#### [Short exercise]
Reproduce every item below line for line without altering any characters, and omit the pictures from your copy.

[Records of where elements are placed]

******

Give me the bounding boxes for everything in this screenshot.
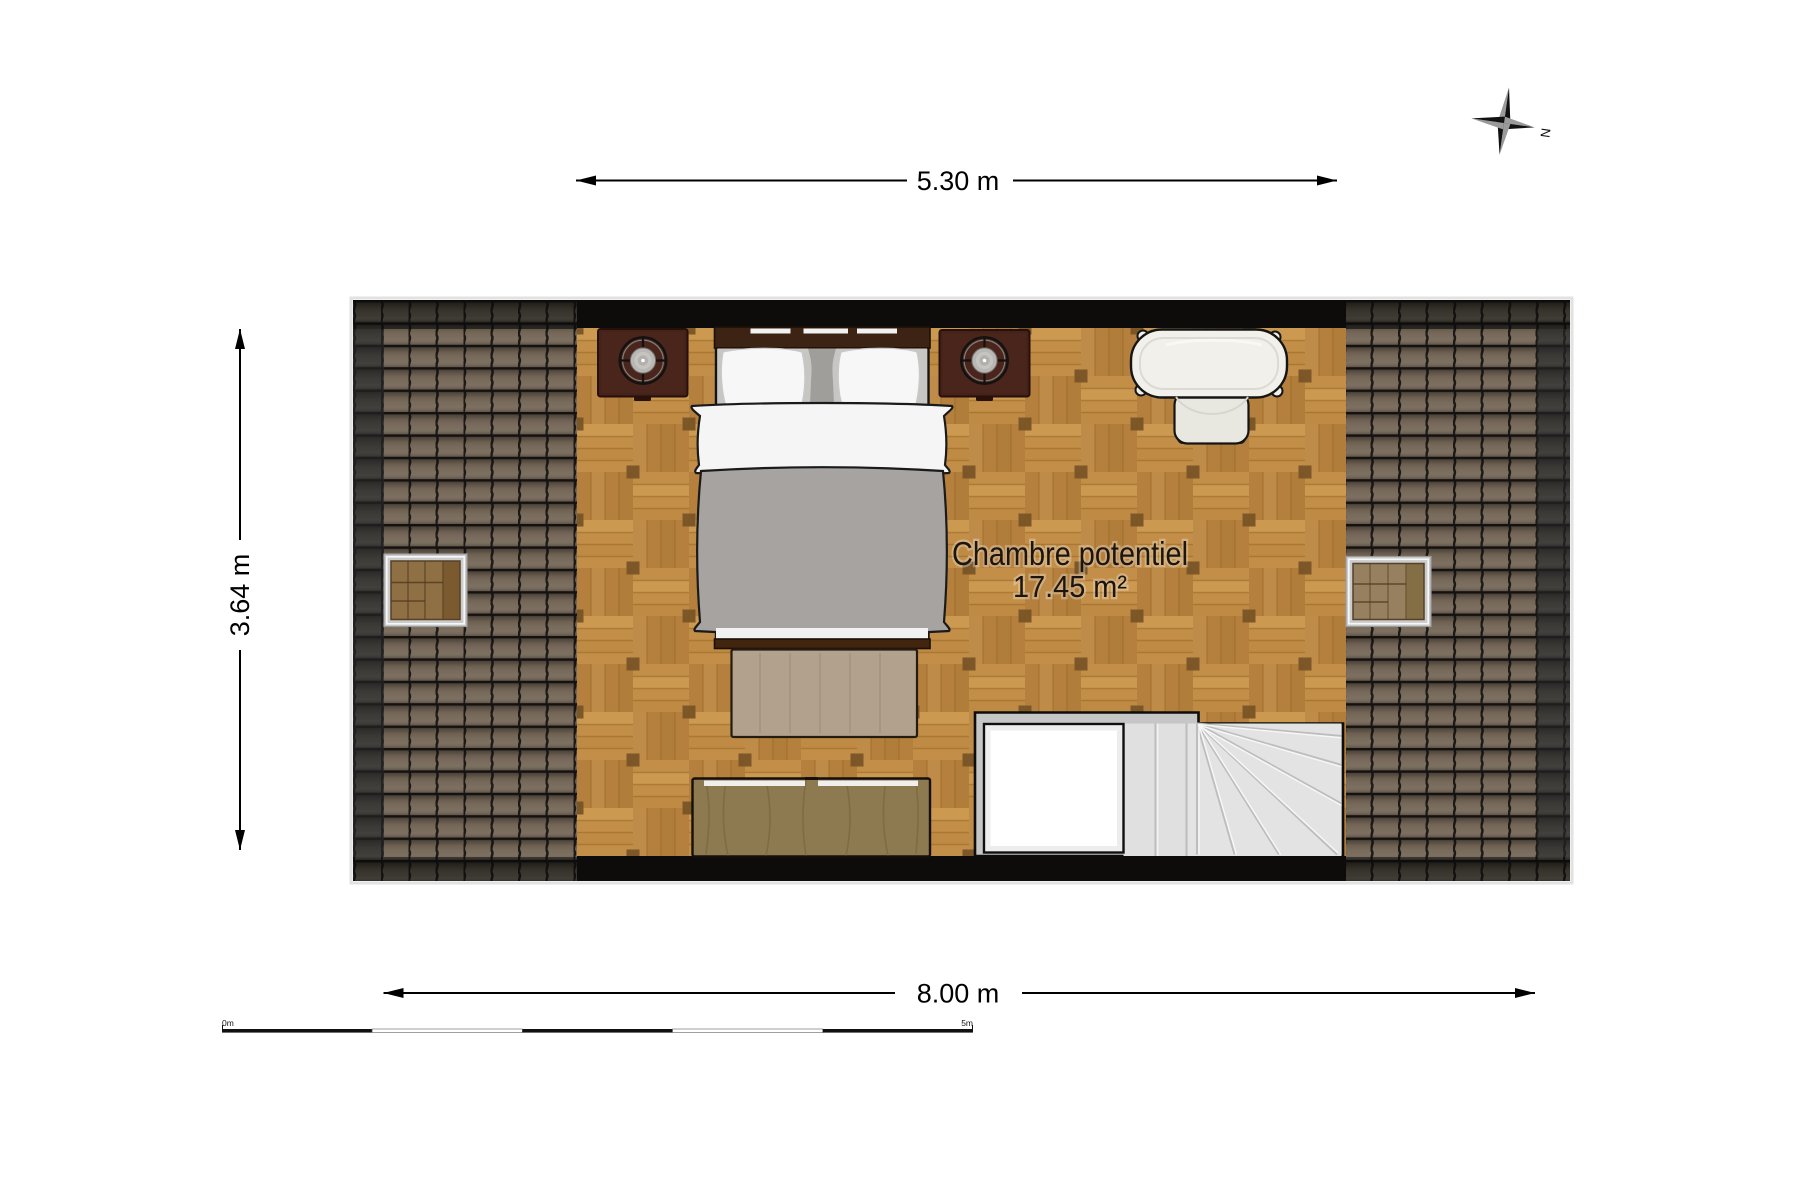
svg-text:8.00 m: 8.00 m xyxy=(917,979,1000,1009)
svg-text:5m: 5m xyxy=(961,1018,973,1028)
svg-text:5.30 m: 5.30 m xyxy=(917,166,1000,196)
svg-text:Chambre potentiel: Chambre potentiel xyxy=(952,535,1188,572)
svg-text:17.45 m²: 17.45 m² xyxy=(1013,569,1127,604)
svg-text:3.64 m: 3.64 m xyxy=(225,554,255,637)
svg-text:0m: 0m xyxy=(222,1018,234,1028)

******

#### [Task result]
Give me the bounding boxes for everything in this screenshot.
svg-text:8.00 m: 8.00 m xyxy=(917,979,1000,1009)
svg-text:5m: 5m xyxy=(961,1018,973,1028)
svg-text:5.30 m: 5.30 m xyxy=(917,166,1000,196)
svg-text:Chambre potentiel: Chambre potentiel xyxy=(952,535,1188,572)
svg-text:17.45 m²: 17.45 m² xyxy=(1013,569,1127,604)
svg-text:3.64 m: 3.64 m xyxy=(225,554,255,637)
svg-text:0m: 0m xyxy=(222,1018,234,1028)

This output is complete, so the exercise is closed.